====== RECORDS SUPPLIED ======

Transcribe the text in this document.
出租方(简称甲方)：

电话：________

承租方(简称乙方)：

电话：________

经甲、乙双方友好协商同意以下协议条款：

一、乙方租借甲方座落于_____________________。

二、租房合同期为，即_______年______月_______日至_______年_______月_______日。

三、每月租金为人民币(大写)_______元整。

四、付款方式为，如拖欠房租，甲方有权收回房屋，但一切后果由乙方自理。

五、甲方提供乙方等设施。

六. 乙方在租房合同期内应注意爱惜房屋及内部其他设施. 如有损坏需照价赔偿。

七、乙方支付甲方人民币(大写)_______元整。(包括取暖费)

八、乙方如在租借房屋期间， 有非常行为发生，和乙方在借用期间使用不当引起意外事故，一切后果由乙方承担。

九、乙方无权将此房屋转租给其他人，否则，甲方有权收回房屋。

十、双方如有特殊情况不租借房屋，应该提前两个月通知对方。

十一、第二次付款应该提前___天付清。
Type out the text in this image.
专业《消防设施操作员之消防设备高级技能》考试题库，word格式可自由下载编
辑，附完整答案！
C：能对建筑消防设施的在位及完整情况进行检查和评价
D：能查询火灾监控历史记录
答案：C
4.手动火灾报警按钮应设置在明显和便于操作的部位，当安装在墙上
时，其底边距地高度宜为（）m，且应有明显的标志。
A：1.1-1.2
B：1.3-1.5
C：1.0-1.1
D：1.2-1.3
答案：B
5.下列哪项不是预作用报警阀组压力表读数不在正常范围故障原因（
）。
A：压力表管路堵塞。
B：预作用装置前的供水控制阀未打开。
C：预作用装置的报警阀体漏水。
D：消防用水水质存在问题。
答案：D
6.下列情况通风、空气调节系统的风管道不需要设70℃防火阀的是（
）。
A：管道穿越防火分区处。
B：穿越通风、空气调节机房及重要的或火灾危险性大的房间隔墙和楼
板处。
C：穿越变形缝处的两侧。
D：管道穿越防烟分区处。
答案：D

======

* [STATED EXERCISE]
Restate the final lines of the listing above word for word, beginning at the line that contains "Type out the text in this image.".

* [WRITTEN REPLY]
Type out the text in this image.
专业《消防设施操作员之消防设备高级技能》考试题库，word格式可自由下载编
辑，附完整答案！
C：能对建筑消防设施的在位及完整情况进行检查和评价
D：能查询火灾监控历史记录
答案：C
4.手动火灾报警按钮应设置在明显和便于操作的部位，当安装在墙上
时，其底边距地高度宜为（）m，且应有明显的标志。
A：1.1-1.2
B：1.3-1.5
C：1.0-1.1
D：1.2-1.3
答案：B
5.下列哪项不是预作用报警阀组压力表读数不在正常范围故障原因（
）。
A：压力表管路堵塞。
B：预作用装置前的供水控制阀未打开。
C：预作用装置的报警阀体漏水。
D：消防用水水质存在问题。
答案：D
6.下列情况通风、空气调节系统的风管道不需要设70℃防火阀的是（
）。
A：管道穿越防火分区处。
B：穿越通风、空气调节机房及重要的或火灾危险性大的房间隔墙和楼
板处。
C：穿越变形缝处的两侧。
D：管道穿越防烟分区处。
答案：D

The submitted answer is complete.